▶ [WRITTEN REQUEST]
Copy every line of the data in which the word "skip" occurs.

▶ [RECORDS FOR THE EXERCISE]
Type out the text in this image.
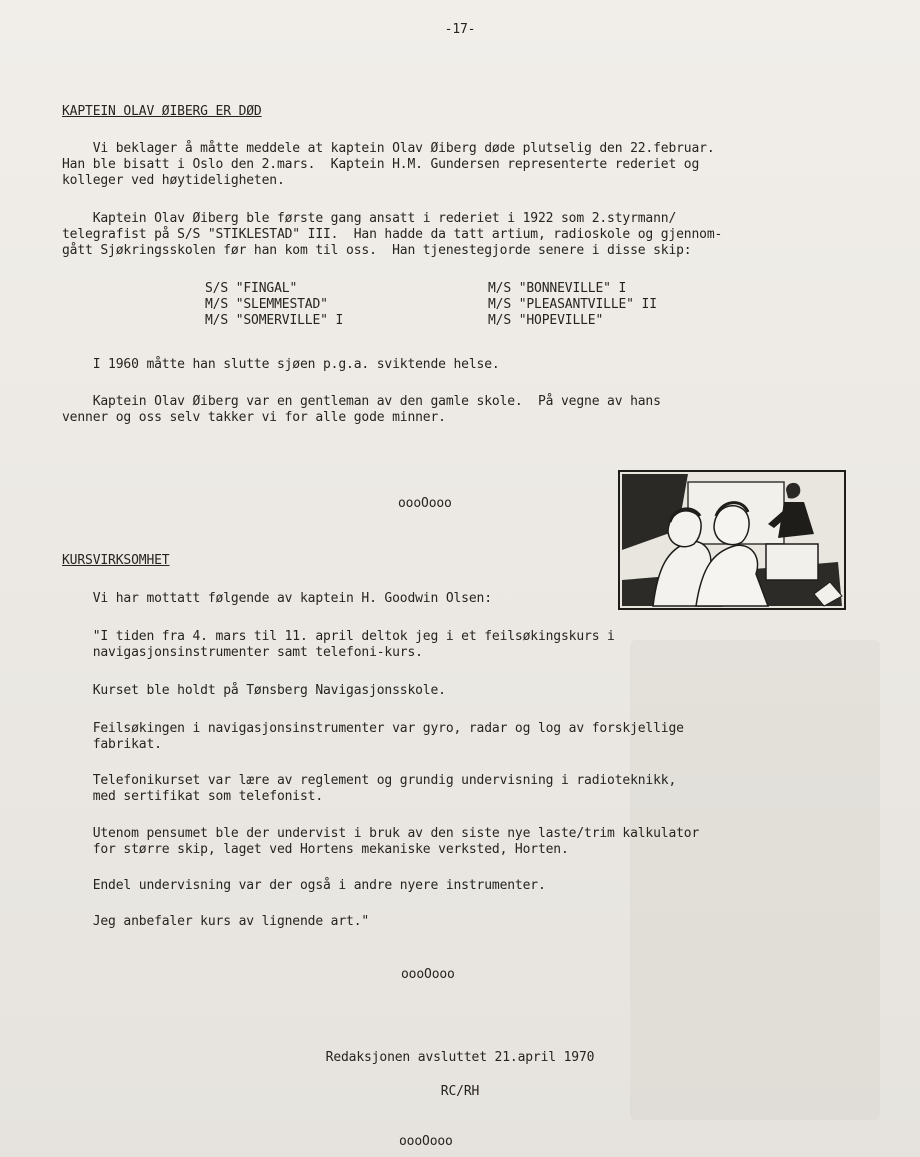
-17-
KAPTEIN OLAV ØIBERG ER DØD
Vi beklager å måtte meddele at kaptein Olav Øiberg døde plutselig den 22.februar.
Han ble bisatt i Oslo den 2.mars.  Kaptein H.M. Gundersen representerte rederiet og
kolleger ved høytideligheten.
Kaptein Olav Øiberg ble første gang ansatt i rederiet i 1922 som 2.styrmann/
telegrafist på S/S "STIKLESTAD" III.  Han hadde da tatt artium, radioskole og gjennom-
gått Sjøkringsskolen før han kom til oss.  Han tjenestegjorde senere i disse skip:
S/S "FINGAL"
M/S "SLEMMESTAD"
M/S "SOMERVILLE" I
M/S "BONNEVILLE" I
M/S "PLEASANTVILLE" II
M/S "HOPEVILLE"
I 1960 måtte han slutte sjøen p.g.a. sviktende helse.
Kaptein Olav Øiberg var en gentleman av den gamle skole.  På vegne av hans
venner og oss selv takker vi for alle gode minner.
oooOooo
KURSVIRKSOMHET
Vi har mottatt følgende av kaptein H. Goodwin Olsen:
"I tiden fra 4. mars til 11. april deltok jeg i et feilsøkingskurs i
navigasjonsinstrumenter samt telefoni-kurs.
Kurset ble holdt på Tønsberg Navigasjonsskole.
Feilsøkingen i navigasjonsinstrumenter var gyro, radar og log av forskjellige
fabrikat.
Telefonikurset var lære av reglement og grundig undervisning i radioteknikk,
med sertifikat som telefonist.
Utenom pensumet ble der undervist i bruk av den siste nye laste/trim kalkulator
for større skip, laget ved Hortens mekaniske verksted, Horten.
Endel undervisning var der også i andre nyere instrumenter.
Jeg anbefaler kurs av lignende art."
oooOooo
Redaksjonen avsluttet 21.april 1970
RC/RH
oooOooo
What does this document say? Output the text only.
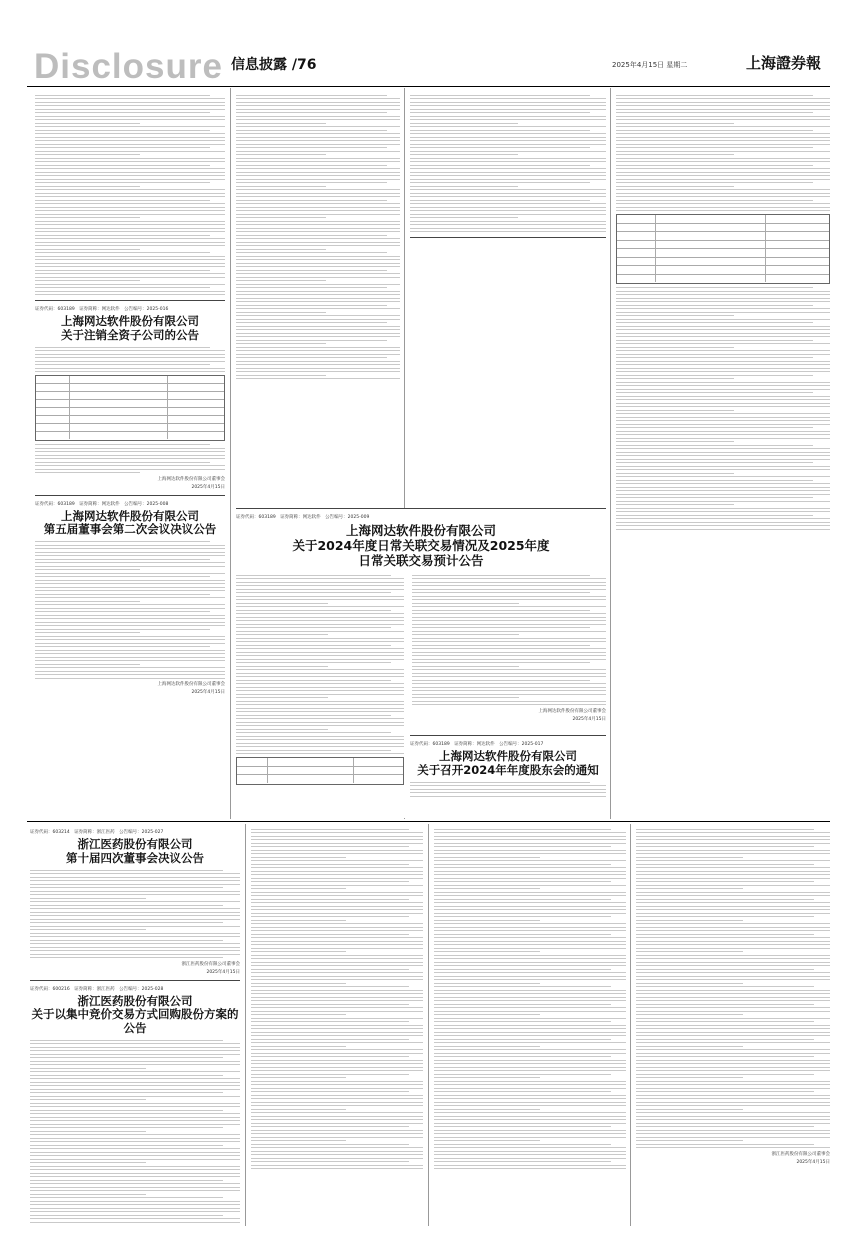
Disclosure 信息披露 /76	2025年4月15日 星期二	上海證券報
证券代码：603189　证券简称：网达软件　公告编号：2025-016
上海网达软件股份有限公司
关于注销全资子公司的公告
上海网达软件股份有限公司董事会
2025年4月15日
证券代码：603189　证券简称：网达软件　公告编号：2025-008
上海网达软件股份有限公司
第五届董事会第二次会议决议公告
上海网达软件股份有限公司董事会
2025年4月15日
证券代码：603189　证券简称：网达软件　公告编号：2025-009
上海网达软件股份有限公司
关于2024年度日常关联交易情况及2025年度
日常关联交易预计公告
上海网达软件股份有限公司董事会
2025年4月15日
证券代码：603189　证券简称：网达软件　公告编号：2025-017
上海网达软件股份有限公司
关于召开2024年年度股东会的通知
证券代码：603214　证券简称：浙江医药　公告编号：2025-027
浙江医药股份有限公司
第十届四次董事会决议公告
浙江医药股份有限公司董事会
2025年4月15日
证券代码：600216　证券简称：浙江医药　公告编号：2025-028
浙江医药股份有限公司
关于以集中竞价交易方式回购股份方案的公告
浙江医药股份有限公司董事会
2025年4月15日
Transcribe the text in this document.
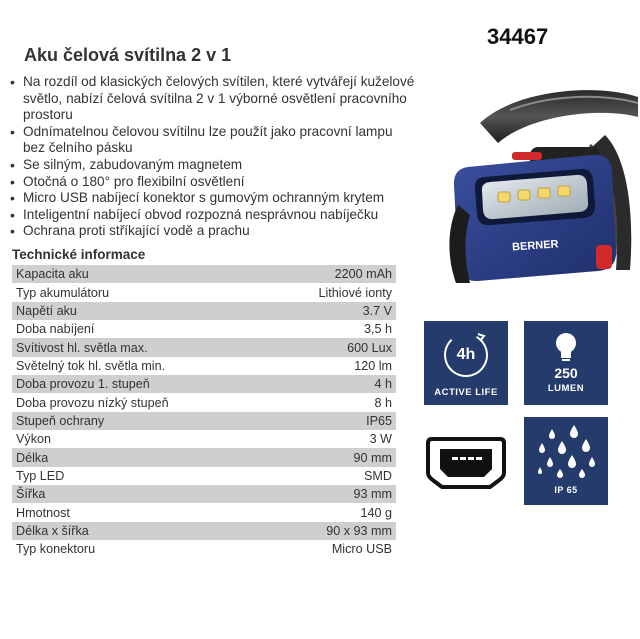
34467
Aku čelová svítilna 2 v 1
• Na rozdíl od klasických čelových svítilen, které vytvářejí kuželové světlo, nabízí čelová svítilna 2 v 1 výborné osvětlení pracovního prostoru
• Odnímatelnou čelovou svítilnu lze použít jako pracovní lampu bez čelního pásku
• Se silným, zabudovaným magnetem
• Otočná o 180° pro flexibilní osvětlení
• Micro USB nabíjecí konektor s gumovým ochranným krytem
• Inteligentní nabíjecí obvod rozpozná nesprávnou nabíječku
• Ochrana proti stříkající vodě a prachu
Technické informace
Kapacita aku	2200 mAh
Typ akumulátoru	Lithiové ionty
Napětí aku	3.7 V
Doba nabíjení	3,5 h
Svítivost hl. světla max.	600 Lux
Světelný tok hl. světla min.	120 lm
Doba provozu 1. stupeň	4 h
Doba provozu nízký stupeň	8 h
Stupeň ochrany	IP65
Výkon	3 W
Délka	90 mm
Typ LED	SMD
Šířka	93 mm
Hmotnost	140 g
Délka x šířka	90 x 93 mm
Typ konektoru	Micro USB
BERNER
4h
ACTIVE LIFE
250
LUMEN
IP 65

▶ [RESULT OF THIS TASK]
gått Sjøkringsskolen før han kom til oss.  Han tjenestegjorde senere i disse skip:
for større skip, laget ved Hortens mekaniske verksted, Horten.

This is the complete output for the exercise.